- Task statement -
Extract, from the listing that follows, each line containing the word "title".

- Records shown -
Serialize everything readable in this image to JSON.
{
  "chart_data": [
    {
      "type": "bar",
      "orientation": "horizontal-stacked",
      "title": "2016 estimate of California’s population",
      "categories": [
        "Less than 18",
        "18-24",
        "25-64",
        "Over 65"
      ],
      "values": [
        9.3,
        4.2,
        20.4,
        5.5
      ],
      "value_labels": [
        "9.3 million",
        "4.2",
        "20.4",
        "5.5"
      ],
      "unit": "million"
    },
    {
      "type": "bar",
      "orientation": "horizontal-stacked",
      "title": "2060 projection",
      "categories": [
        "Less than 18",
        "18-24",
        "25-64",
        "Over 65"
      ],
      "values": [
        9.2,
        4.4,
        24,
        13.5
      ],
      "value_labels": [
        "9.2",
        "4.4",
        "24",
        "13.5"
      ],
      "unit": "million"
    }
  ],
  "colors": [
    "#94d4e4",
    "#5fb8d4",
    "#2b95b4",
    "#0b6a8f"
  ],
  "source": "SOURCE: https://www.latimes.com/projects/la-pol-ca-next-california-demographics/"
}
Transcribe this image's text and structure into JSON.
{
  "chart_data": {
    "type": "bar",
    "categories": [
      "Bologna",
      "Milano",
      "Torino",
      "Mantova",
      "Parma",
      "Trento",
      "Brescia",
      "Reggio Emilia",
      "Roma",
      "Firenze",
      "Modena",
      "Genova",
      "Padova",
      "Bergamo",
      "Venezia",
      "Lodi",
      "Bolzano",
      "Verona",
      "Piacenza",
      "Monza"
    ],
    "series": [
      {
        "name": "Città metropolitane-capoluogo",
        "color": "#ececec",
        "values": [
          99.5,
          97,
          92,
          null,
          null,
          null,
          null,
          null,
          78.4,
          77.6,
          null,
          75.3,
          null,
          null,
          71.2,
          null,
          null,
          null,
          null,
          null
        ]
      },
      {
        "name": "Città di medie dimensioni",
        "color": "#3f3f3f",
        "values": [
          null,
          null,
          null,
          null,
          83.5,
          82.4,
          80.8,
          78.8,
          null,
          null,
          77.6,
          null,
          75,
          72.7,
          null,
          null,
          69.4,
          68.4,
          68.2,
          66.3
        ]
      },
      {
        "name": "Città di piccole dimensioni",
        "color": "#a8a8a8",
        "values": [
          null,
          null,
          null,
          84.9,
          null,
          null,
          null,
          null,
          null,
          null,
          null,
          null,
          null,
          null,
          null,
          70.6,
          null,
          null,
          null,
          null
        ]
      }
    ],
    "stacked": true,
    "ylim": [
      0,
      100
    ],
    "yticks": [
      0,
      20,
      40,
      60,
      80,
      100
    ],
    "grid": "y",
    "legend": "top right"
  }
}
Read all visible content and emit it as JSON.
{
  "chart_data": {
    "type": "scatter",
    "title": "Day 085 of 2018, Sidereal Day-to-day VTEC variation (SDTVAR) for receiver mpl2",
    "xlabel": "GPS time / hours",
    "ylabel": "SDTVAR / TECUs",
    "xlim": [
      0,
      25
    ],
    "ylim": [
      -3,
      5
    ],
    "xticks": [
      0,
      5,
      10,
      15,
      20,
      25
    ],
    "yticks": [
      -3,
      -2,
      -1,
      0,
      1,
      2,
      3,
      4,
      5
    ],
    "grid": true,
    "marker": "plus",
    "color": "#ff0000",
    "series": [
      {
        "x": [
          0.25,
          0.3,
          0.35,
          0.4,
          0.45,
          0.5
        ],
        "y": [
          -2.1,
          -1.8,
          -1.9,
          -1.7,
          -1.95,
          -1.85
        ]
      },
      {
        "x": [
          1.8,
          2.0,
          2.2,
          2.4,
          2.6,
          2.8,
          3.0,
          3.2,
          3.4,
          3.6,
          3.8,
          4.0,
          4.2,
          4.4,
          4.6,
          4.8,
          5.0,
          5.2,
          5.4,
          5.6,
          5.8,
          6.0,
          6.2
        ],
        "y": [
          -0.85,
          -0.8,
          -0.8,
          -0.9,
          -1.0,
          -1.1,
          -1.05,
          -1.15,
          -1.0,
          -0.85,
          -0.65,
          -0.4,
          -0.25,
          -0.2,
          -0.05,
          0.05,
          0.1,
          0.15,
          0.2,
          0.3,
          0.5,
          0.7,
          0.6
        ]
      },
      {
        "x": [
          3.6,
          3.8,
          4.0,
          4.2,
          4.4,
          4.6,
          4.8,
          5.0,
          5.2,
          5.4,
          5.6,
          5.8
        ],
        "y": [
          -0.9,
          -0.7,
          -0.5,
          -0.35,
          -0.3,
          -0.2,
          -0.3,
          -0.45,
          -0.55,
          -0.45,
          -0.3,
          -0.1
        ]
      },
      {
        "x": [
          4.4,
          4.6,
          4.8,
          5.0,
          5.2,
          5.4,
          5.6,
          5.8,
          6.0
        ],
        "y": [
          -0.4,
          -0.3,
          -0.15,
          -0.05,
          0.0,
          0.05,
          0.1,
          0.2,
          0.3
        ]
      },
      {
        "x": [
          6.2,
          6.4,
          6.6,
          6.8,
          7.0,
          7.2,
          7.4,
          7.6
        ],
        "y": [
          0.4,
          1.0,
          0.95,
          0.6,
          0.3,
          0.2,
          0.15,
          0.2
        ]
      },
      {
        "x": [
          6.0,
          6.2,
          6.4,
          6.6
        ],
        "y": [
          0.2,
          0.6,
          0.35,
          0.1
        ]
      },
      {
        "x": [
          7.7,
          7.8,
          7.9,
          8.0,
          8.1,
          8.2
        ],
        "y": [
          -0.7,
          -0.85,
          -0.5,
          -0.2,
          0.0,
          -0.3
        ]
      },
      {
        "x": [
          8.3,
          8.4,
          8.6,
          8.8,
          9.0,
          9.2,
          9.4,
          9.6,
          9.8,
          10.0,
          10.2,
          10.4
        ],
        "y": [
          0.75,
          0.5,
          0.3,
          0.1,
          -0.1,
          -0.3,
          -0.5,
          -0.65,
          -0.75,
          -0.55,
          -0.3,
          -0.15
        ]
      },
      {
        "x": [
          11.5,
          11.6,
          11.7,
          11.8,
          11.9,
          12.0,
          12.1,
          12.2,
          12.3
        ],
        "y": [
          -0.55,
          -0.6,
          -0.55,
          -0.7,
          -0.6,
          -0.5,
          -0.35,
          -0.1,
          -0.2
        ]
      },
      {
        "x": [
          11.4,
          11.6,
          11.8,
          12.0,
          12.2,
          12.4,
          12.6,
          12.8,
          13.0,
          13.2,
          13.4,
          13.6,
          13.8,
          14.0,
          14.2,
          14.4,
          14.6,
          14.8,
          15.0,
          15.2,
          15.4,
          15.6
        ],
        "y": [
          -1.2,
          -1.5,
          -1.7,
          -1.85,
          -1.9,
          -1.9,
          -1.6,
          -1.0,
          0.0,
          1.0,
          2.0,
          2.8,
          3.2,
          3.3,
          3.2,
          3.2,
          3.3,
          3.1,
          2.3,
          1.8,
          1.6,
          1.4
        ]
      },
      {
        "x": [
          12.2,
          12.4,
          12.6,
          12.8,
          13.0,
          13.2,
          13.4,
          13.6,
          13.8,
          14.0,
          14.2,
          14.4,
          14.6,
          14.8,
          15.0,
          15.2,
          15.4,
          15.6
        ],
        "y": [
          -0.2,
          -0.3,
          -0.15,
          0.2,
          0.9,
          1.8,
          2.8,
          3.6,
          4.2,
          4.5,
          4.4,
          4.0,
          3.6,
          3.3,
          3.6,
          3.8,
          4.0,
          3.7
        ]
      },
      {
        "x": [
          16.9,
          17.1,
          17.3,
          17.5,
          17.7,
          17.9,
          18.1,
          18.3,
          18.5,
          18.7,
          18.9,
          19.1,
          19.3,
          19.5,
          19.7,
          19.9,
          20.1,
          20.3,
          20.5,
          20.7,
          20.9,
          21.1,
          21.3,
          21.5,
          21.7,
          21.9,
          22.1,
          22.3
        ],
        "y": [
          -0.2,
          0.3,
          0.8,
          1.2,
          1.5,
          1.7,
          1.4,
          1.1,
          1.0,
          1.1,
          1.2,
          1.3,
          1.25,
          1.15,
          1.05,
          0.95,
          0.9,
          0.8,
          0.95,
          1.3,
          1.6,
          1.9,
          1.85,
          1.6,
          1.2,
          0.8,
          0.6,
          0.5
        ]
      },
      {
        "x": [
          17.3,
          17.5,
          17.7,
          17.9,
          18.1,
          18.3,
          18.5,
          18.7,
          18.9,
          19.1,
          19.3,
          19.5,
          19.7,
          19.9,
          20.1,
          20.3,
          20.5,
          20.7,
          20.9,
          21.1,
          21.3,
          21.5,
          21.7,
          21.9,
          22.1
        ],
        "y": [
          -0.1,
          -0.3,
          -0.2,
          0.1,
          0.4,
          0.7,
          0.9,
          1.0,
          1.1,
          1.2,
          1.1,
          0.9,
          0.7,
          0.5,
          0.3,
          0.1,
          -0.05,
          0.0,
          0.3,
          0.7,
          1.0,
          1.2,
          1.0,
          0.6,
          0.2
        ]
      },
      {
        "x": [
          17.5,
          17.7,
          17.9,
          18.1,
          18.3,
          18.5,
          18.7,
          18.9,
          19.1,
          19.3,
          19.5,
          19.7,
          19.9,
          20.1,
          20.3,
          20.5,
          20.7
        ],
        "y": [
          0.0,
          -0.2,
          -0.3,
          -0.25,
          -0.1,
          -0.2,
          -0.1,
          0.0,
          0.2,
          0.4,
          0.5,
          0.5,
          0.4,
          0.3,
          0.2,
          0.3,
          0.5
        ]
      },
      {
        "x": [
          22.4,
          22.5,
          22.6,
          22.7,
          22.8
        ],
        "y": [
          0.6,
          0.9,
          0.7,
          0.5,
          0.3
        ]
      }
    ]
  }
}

- Solution to this exercise -
      "title": "2016 estimate of California’s population",
      "title": "2060 projection",
    "title": "Day 085 of 2018, Sidereal Day-to-day VTEC variation (SDTVAR) for receiver mpl2",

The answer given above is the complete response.